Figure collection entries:
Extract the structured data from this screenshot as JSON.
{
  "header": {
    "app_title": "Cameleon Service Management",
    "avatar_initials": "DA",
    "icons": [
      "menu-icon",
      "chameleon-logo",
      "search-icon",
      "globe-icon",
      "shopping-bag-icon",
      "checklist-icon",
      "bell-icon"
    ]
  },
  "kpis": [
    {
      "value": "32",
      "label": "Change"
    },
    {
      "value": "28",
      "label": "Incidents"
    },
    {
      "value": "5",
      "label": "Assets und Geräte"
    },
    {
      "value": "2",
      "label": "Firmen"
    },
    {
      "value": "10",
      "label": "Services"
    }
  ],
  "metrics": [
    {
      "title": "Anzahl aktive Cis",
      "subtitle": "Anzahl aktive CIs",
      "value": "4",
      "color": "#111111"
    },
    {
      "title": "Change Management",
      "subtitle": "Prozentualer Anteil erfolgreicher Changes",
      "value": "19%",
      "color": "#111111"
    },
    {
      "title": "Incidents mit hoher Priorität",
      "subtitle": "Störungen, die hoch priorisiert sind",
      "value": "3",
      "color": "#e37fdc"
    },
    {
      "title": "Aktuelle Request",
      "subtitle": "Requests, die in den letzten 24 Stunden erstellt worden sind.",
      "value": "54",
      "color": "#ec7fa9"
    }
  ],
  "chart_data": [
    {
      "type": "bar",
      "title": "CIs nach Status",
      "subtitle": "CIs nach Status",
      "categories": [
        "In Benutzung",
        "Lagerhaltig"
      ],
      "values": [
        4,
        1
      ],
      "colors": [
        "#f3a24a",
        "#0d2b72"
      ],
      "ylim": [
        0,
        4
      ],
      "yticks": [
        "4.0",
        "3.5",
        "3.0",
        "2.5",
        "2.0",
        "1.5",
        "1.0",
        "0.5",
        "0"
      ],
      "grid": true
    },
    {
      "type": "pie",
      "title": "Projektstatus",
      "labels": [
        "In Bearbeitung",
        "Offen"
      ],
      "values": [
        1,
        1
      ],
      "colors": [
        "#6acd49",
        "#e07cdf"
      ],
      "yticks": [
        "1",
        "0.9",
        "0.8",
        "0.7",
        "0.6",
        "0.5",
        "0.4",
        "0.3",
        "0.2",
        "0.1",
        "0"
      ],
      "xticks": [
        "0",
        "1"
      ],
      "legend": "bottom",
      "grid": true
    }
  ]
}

PROBLEM TO SOLVE:
Give the entries once more, exactly as they appear.

SOLVED EXERCISE:
Extract the structured data from this screenshot as JSON.
{
  "header": {
    "app_title": "Cameleon Service Management",
    "avatar_initials": "DA",
    "icons": [
      "menu-icon",
      "chameleon-logo",
      "search-icon",
      "globe-icon",
      "shopping-bag-icon",
      "checklist-icon",
      "bell-icon"
    ]
  },
  "kpis": [
    {
      "value": "32",
      "label": "Change"
    },
    {
      "value": "28",
      "label": "Incidents"
    },
    {
      "value": "5",
      "label": "Assets und Geräte"
    },
    {
      "value": "2",
      "label": "Firmen"
    },
    {
      "value": "10",
      "label": "Services"
    }
  ],
  "metrics": [
    {
      "title": "Anzahl aktive Cis",
      "subtitle": "Anzahl aktive CIs",
      "value": "4",
      "color": "#111111"
    },
    {
      "title": "Change Management",
      "subtitle": "Prozentualer Anteil erfolgreicher Changes",
      "value": "19%",
      "color": "#111111"
    },
    {
      "title": "Incidents mit hoher Priorität",
      "subtitle": "Störungen, die hoch priorisiert sind",
      "value": "3",
      "color": "#e37fdc"
    },
    {
      "title": "Aktuelle Request",
      "subtitle": "Requests, die in den letzten 24 Stunden erstellt worden sind.",
      "value": "54",
      "color": "#ec7fa9"
    }
  ],
  "chart_data": [
    {
      "type": "bar",
      "title": "CIs nach Status",
      "subtitle": "CIs nach Status",
      "categories": [
        "In Benutzung",
        "Lagerhaltig"
      ],
      "values": [
        4,
        1
      ],
      "colors": [
        "#f3a24a",
        "#0d2b72"
      ],
      "ylim": [
        0,
        4
      ],
      "yticks": [
        "4.0",
        "3.5",
        "3.0",
        "2.5",
        "2.0",
        "1.5",
        "1.0",
        "0.5",
        "0"
      ],
      "grid": true
    },
    {
      "type": "pie",
      "title": "Projektstatus",
      "labels": [
        "In Bearbeitung",
        "Offen"
      ],
      "values": [
        1,
        1
      ],
      "colors": [
        "#6acd49",
        "#e07cdf"
      ],
      "yticks": [
        "1",
        "0.9",
        "0.8",
        "0.7",
        "0.6",
        "0.5",
        "0.4",
        "0.3",
        "0.2",
        "0.1",
        "0"
      ],
      "xticks": [
        "0",
        "1"
      ],
      "legend": "bottom",
      "grid": true
    }
  ]
}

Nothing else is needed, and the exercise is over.